• EXERCISE BRIEF
Check each line of the records below and collect those holding "benefit".

• RECORDS FOR THE EXERCISE
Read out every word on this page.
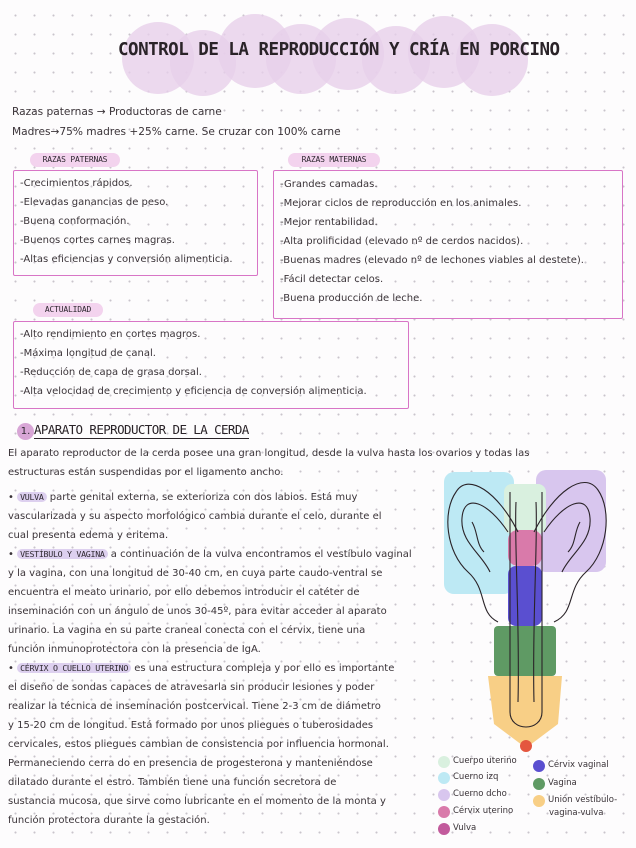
CONTROL DE LA REPRODUCCIÓN Y CRÍA EN PORCINO
Razas paternas → Productoras de carne
Madres→75% madres +25% carne. Se cruzar con 100% carne
RAZAS PATERNAS
-Crecimientos rápidos.
-Elevadas ganancias de peso.
-Buena conformación.
-Buenos cortes carnes magras.
-Altas eficiencias y conversión alimenticia.
RAZAS MATERNAS
-Grandes camadas.
-Mejorar ciclos de reproducción en los animales.
-Mejor rentabilidad.
-Alta prolificidad (elevado nº de cerdos nacidos).
-Buenas madres (elevado nº de lechones viables al destete).
-Fácil detectar celos.
-Buena producción de leche.
ACTUALIDAD
-Alto rendimiento en cortes magros.
-Máxima longitud de canal.
-Reducción de capa de grasa dorsal.
-Alta velocidad de crecimiento y eficiencia de conversión alimenticia.
1. APARATO REPRODUCTOR DE LA CERDA
El aparato reproductor de la cerda posee una gran longitud, desde la vulva hasta los ovarios y todas las
estructuras están suspendidas por el ligamento ancho.
• VULVA parte genital externa, se exterioriza con dos labios. Está muy
vascularizada y su aspecto morfológico cambia durante el celo, durante el
cual presenta edema y eritema.
• VESTÍBULO Y VAGINA a continuación de la vulva encontramos el vestíbulo vaginal
y la vagina, con una longitud de 30-40 cm, en cuya parte caudo-ventral se
encuentra el meato urinario, por ello debemos introducir el catéter de
inseminación con un ángulo de unos 30-45º, para evitar acceder al aparato
urinario. La vagina en su parte craneal conecta con el cérvix, tiene una
función inmunoprotectora con la presencia de IgA.
• CÉRVIX O CUELLO UTERINO es una estructura compleja y por ello es importante
el diseño de sondas capaces de atravesarla sin producir lesiones y poder
realizar la técnica de inseminación postcervical. Tiene 2-3 cm de diámetro
y 15-20 cm de longitud. Está formado por unos pliegues o tuberosidades
cervicales, estos pliegues cambian de consistencia por influencia hormonal.
Permaneciendo cerra do en presencia de progesterona y manteniéndose
dilatado durante el estro. También tiene una función secretora de
sustancia mucosa, que sirve como lubricante en el momento de la monta y
función protectora durante la gestación.
Cuerpo uterino
Cuerno izq
Cuerno dcho
Cérvix uterino
Vulva
Cérvix vaginal
Vagina
Unión vestíbulo-
vagina-vulva
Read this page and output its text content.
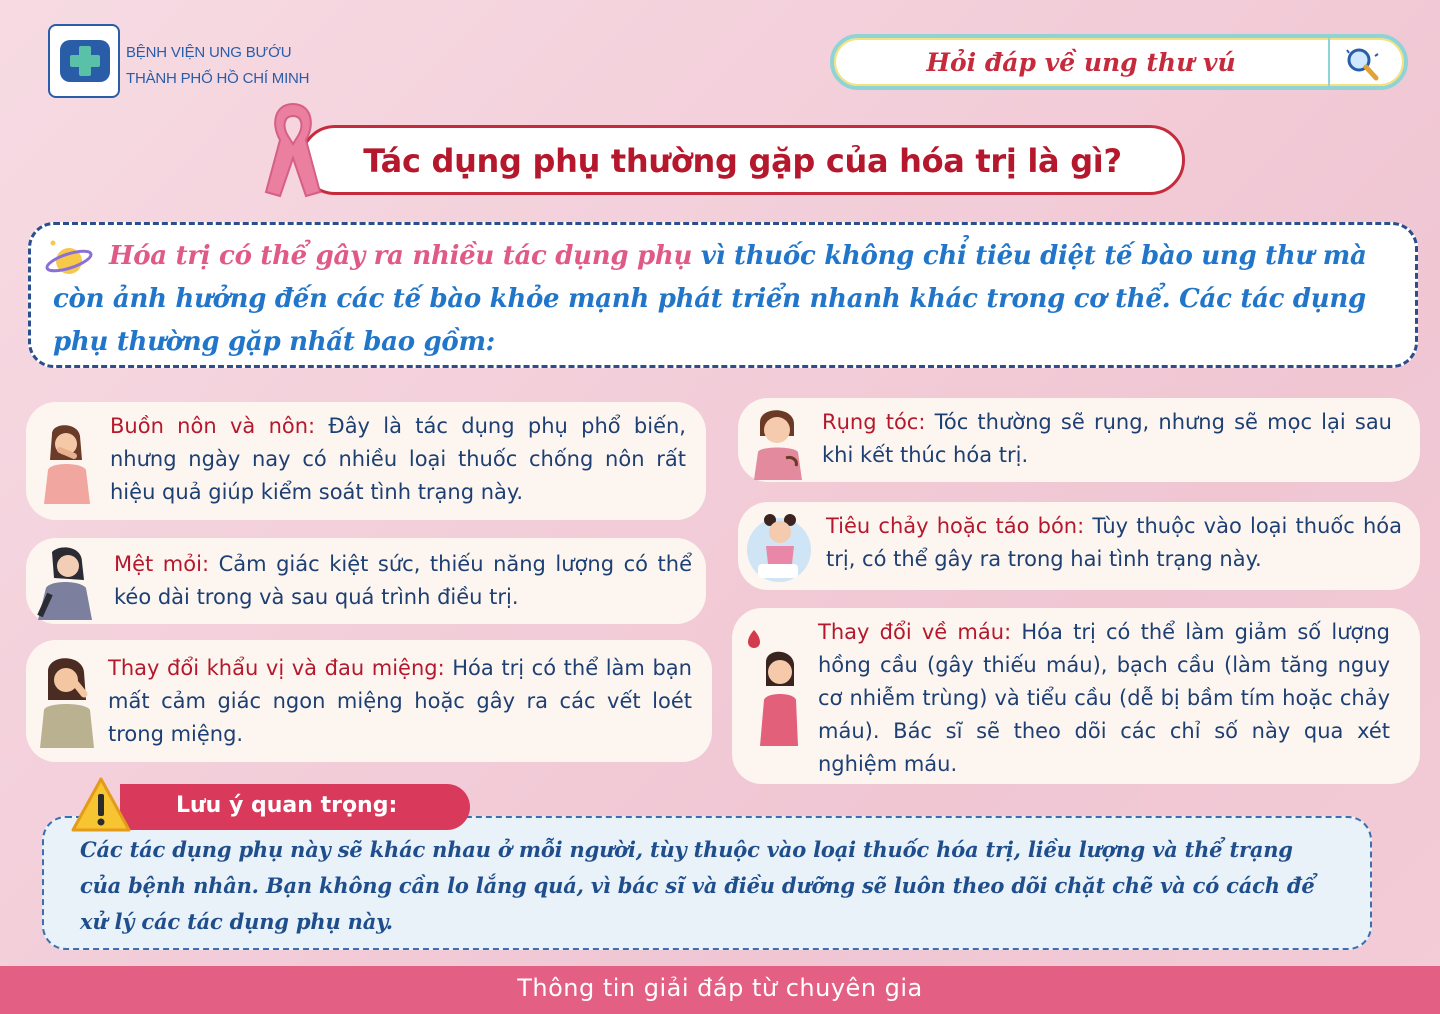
BỆNH VIỆN UNG BƯỚU
THÀNH PHỐ HỒ CHÍ MINH
Hỏi đáp về ung thư vú
Tác dụng phụ thường gặp của hóa trị là gì?

Hóa trị có thể gây ra nhiều tác dụng phụ vì thuốc không chỉ tiêu diệt tế bào ung thư mà còn ảnh hưởng đến các tế bào khỏe mạnh phát triển nhanh khác trong cơ thể. Các tác dụng phụ thường gặp nhất bao gồm:

Buồn nôn và nôn: Đây là tác dụng phụ phổ biến, nhưng ngày nay có nhiều loại thuốc chống nôn rất hiệu quả giúp kiểm soát tình trạng này.
Mệt mỏi: Cảm giác kiệt sức, thiếu năng lượng có thể kéo dài trong và sau quá trình điều trị.
Thay đổi khẩu vị và đau miệng: Hóa trị có thể làm bạn mất cảm giác ngon miệng hoặc gây ra các vết loét trong miệng.
Rụng tóc: Tóc thường sẽ rụng, nhưng sẽ mọc lại sau khi kết thúc hóa trị.
Tiêu chảy hoặc táo bón: Tùy thuộc vào loại thuốc hóa trị, có thể gây ra trong hai tình trạng này.
Thay đổi về máu: Hóa trị có thể làm giảm số lượng hồng cầu (gây thiếu máu), bạch cầu (làm tăng nguy cơ nhiễm trùng) và tiểu cầu (dễ bị bầm tím hoặc chảy máu). Bác sĩ sẽ theo dõi các chỉ số này qua xét nghiệm máu.

Các tác dụng phụ này sẽ khác nhau ở mỗi người, tùy thuộc vào loại thuốc hóa trị, liều lượng và thể trạng của bệnh nhân. Bạn không cần lo lắng quá, vì bác sĩ và điều dưỡng sẽ luôn theo dõi chặt chẽ và có cách để xử lý các tác dụng phụ này.

Lưu ý quan trọng:
Thông tin giải đáp từ chuyên gia
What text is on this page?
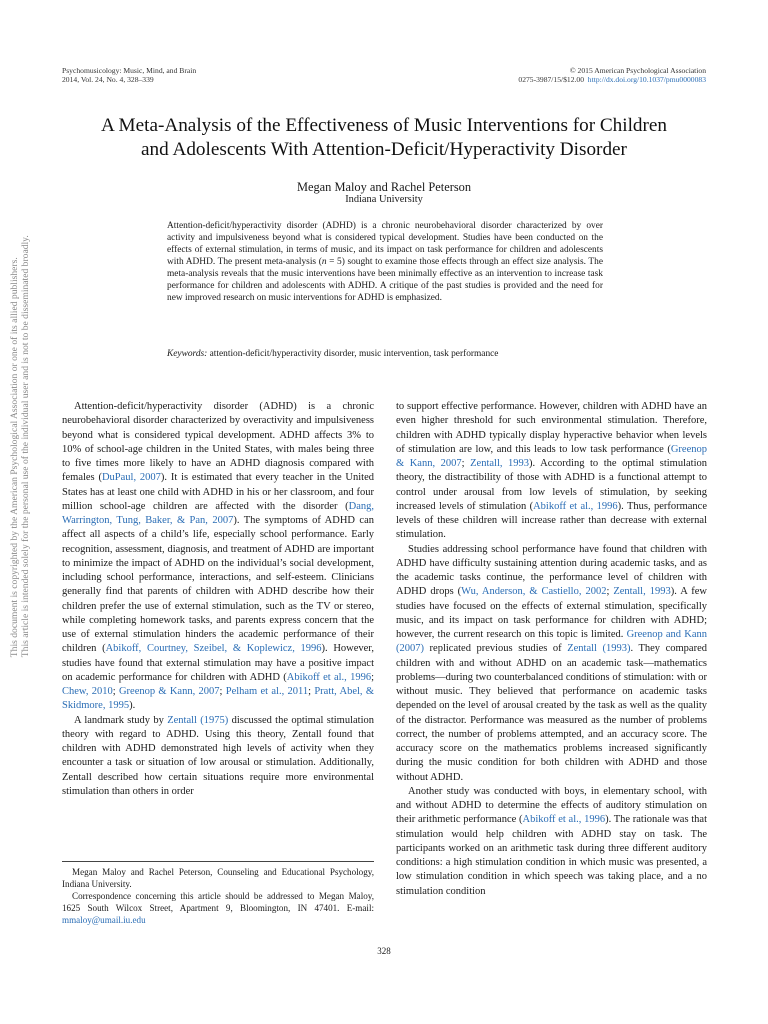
Psychomusicology: Music, Mind, and Brain
2014, Vol. 24, No. 4, 328–339
© 2015 American Psychological Association
0275-3987/15/$12.00 http://dx.doi.org/10.1037/pmu0000083
This document is copyrighted by the American Psychological Association or one of its allied publishers. This article is intended solely for the personal use of the individual user and is not to be disseminated broadly.
A Meta-Analysis of the Effectiveness of Music Interventions for Children
and Adolescents With Attention-Deficit/Hyperactivity Disorder
Megan Maloy and Rachel Peterson
Indiana University
Attention-deficit/hyperactivity disorder (ADHD) is a chronic neurobehavioral disorder characterized by over activity and impulsiveness beyond what is considered typical development. Studies have been conducted on the effects of external stimulation, in terms of music, and its impact on task performance for children and adolescents with ADHD. The present meta-analysis (n = 5) sought to examine those effects through an effect size analysis. The meta-analysis reveals that the music interventions have been minimally effective as an intervention to increase task performance for children and adolescents with ADHD. A critique of the past studies is provided and the need for new improved research on music interventions for ADHD is emphasized.
Keywords: attention-deficit/hyperactivity disorder, music intervention, task performance

Attention-deficit/hyperactivity disorder (ADHD) is a chronic neurobehavioral disorder characterized by overactivity and impulsiveness beyond what is considered typical development. ADHD affects 3% to 10% of school-age children in the United States, with males being three to five times more likely to have an ADHD diagnosis compared with females (DuPaul, 2007). It is estimated that every teacher in the United States has at least one child with ADHD in his or her classroom, and four million school-age children are affected with the disorder (Dang, Warrington, Tung, Baker, & Pan, 2007). The symptoms of ADHD can affect all aspects of a child’s life, especially school performance. Early recognition, assessment, diagnosis, and treatment of ADHD are important to minimize the impact of ADHD on the individual’s social development, including school performance, interactions, and self-esteem. Clinicians generally find that parents of children with ADHD describe how their children prefer the use of external stimulation, such as the TV or stereo, while completing homework tasks, and parents express concern that the use of external stimulation hinders the academic performance of their children (Abikoff, Courtney, Szeibel, & Koplewicz, 1996). However, studies have found that external stimulation may have a positive impact on academic performance for children with ADHD (Abikoff et al., 1996; Chew, 2010; Greenop & Kann, 2007; Pelham et al., 2011; Pratt, Abel, & Skidmore, 1995).

A landmark study by Zentall (1975) discussed the optimal stimulation theory with regard to ADHD. Using this theory, Zentall found that children with ADHD demonstrated high levels of activity when they encounter a task or situation of low arousal or stimulation. Additionally, Zentall described how certain situations require more environmental stimulation than others in order

to support effective performance. However, children with ADHD have an even higher threshold for such environmental stimulation. Therefore, children with ADHD typically display hyperactive behavior when levels of stimulation are low, and this leads to low task performance (Greenop & Kann, 2007; Zentall, 1993). According to the optimal stimulation theory, the distractibility of those with ADHD is a functional attempt to control under arousal from low levels of stimulation, by seeking increased levels of stimulation (Abikoff et al., 1996). Thus, performance levels of these children will increase rather than decrease with external stimulation.

Studies addressing school performance have found that children with ADHD have difficulty sustaining attention during academic tasks, and as the academic tasks continue, the performance level of children with ADHD drops (Wu, Anderson, & Castiello, 2002; Zentall, 1993). A few studies have focused on the effects of external stimulation, specifically music, and its impact on task performance for children with ADHD; however, the current research on this topic is limited. Greenop and Kann (2007) replicated previous studies of Zentall (1993). They compared children with and without ADHD on an academic task—mathematics problems—during two counterbalanced conditions of stimulation: with or without music. They believed that performance on academic tasks depended on the level of arousal created by the task as well as the quality of the distractor. Performance was measured as the number of problems correct, the number of problems attempted, and an accuracy score. The accuracy score on the mathematics problems increased significantly during the music condition for both children with ADHD and those without ADHD.

Another study was conducted with boys, in elementary school, with and without ADHD to determine the effects of auditory stimulation on their arithmetic performance (Abikoff et al., 1996). The rationale was that stimulation would help children with ADHD stay on task. The participants worked on an arithmetic task during three different auditory conditions: a high stimulation condition in which music was presented, a low stimulation condition in which speech was taking place, and a no stimulation condition

Megan Maloy and Rachel Peterson, Counseling and Educational Psychology, Indiana University.

Correspondence concerning this article should be addressed to Megan Maloy, 1625 South Wilcox Street, Apartment 9, Bloomington, IN 47401. E-mail: mmaloy@umail.iu.edu

328
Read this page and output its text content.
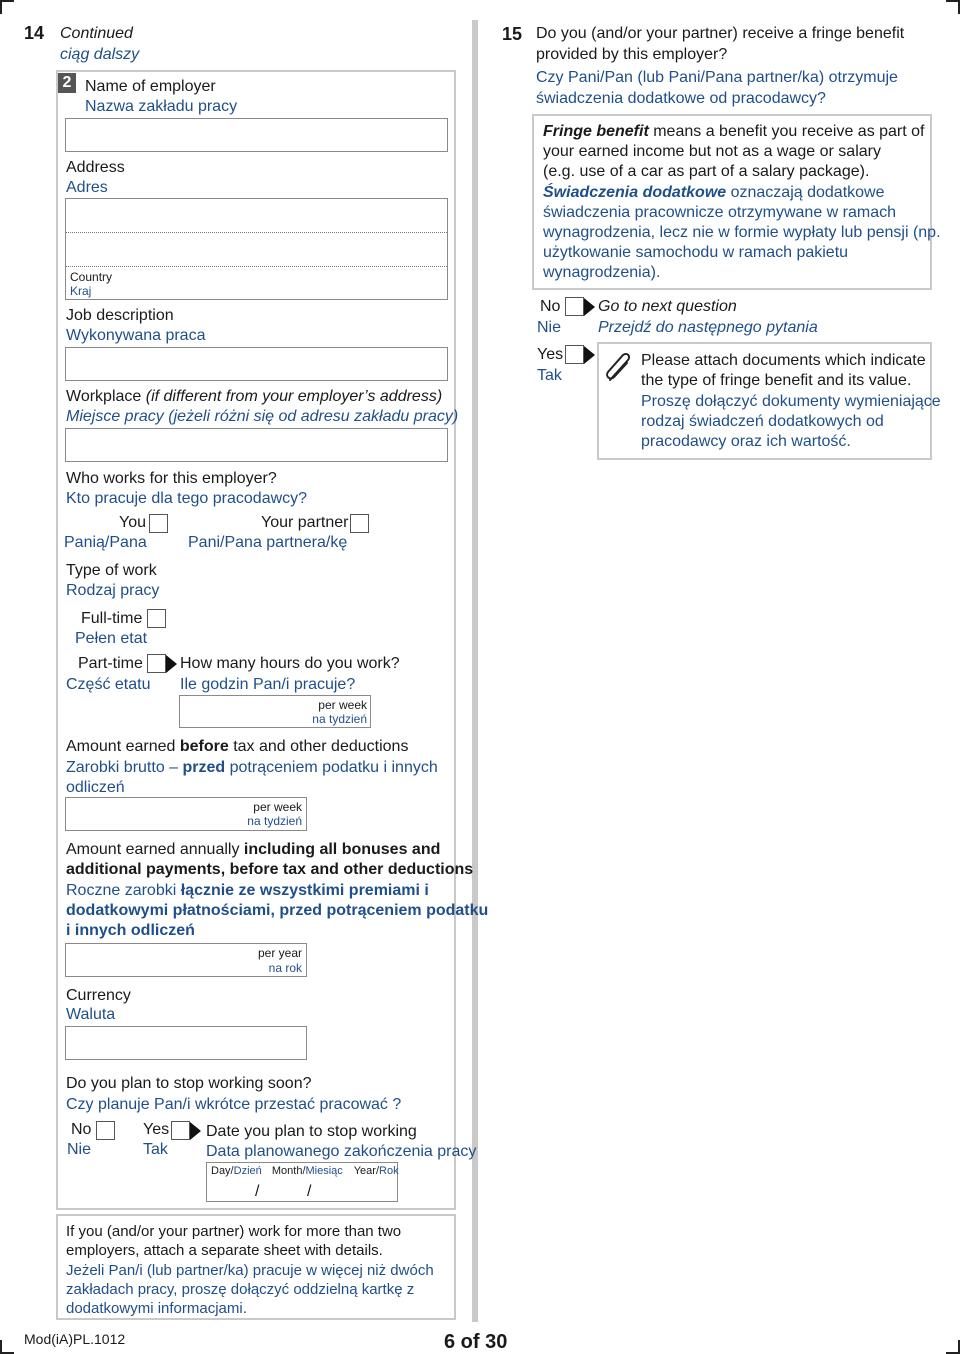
14 Continued
ciąg dalszy
2 Name of employer
Nazwa zakładu pracy
Address
Adres
Country
Kraj
Job description
Wykonywana praca
Workplace (if different from your employer’s address)
Miejsce pracy (jeżeli różni się od adresu zakładu pracy)
Who works for this employer?
Kto pracuje dla tego pracodawcy?
You
Panią/Pana
Your partner
Pani/Pana partnera/kę
Type of work
Rodzaj pracy
Full-time
Pełen etat
Part-time
Część etatu
How many hours do you work?
Ile godzin Pan/i pracuje?
per week
na tydzień
Amount earned before tax and other deductions
Zarobki brutto – przed potrąceniem podatku i innych
odliczeń
per week
na tydzień
Amount earned annually including all bonuses and
additional payments, before tax and other deductions
Roczne zarobki łącznie ze wszystkimi premiami i
dodatkowymi płatnościami, przed potrąceniem podatku
i innych odliczeń
per year
na rok
Currency
Waluta
Do you plan to stop working soon?
Czy planuje Pan/i wkrótce przestać pracować ?
No
Nie
Yes
Tak
Date you plan to stop working
Data planowanego zakończenia pracy
Day/Dzień Month/Miesiąc Year/Rok
/	/
If you (and/or your partner) work for more than two
employers, attach a separate sheet with details.
Jeżeli Pan/i (lub partner/ka) pracuje w więcej niż dwóch
zakładach pracy, proszę dołączyć oddzielną kartkę z
dodatkowymi informacjami.
15 Do you (and/or your partner) receive a fringe benefit
provided by this employer?
Czy Pani/Pan (lub Pani/Pana partner/ka) otrzymuje
świadczenia dodatkowe od pracodawcy?
Fringe benefit means a benefit you receive as part of
your earned income but not as a wage or salary
(e.g. use of a car as part of a salary package).
Świadczenia dodatkowe oznaczają dodatkowe
świadczenia pracownicze otrzymywane w ramach
wynagrodzenia, lecz nie w formie wypłaty lub pensji (np.
użytkowanie samochodu w ramach pakietu
wynagrodzenia).
No
Nie
Go to next question
Przejdź do następnego pytania
Yes
Tak
Please attach documents which indicate
the type of fringe benefit and its value.
Proszę dołączyć dokumenty wymieniające
rodzaj świadczeń dodatkowych od
pracodawcy oraz ich wartość.
Mod(iA)PL.1012	6 of 30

• REPLY TO THE EXERCISE
15 Do you (and/or your partner) receive a fringe benefit
Fringe benefit means a benefit you receive as part of
the type of fringe benefit and its value.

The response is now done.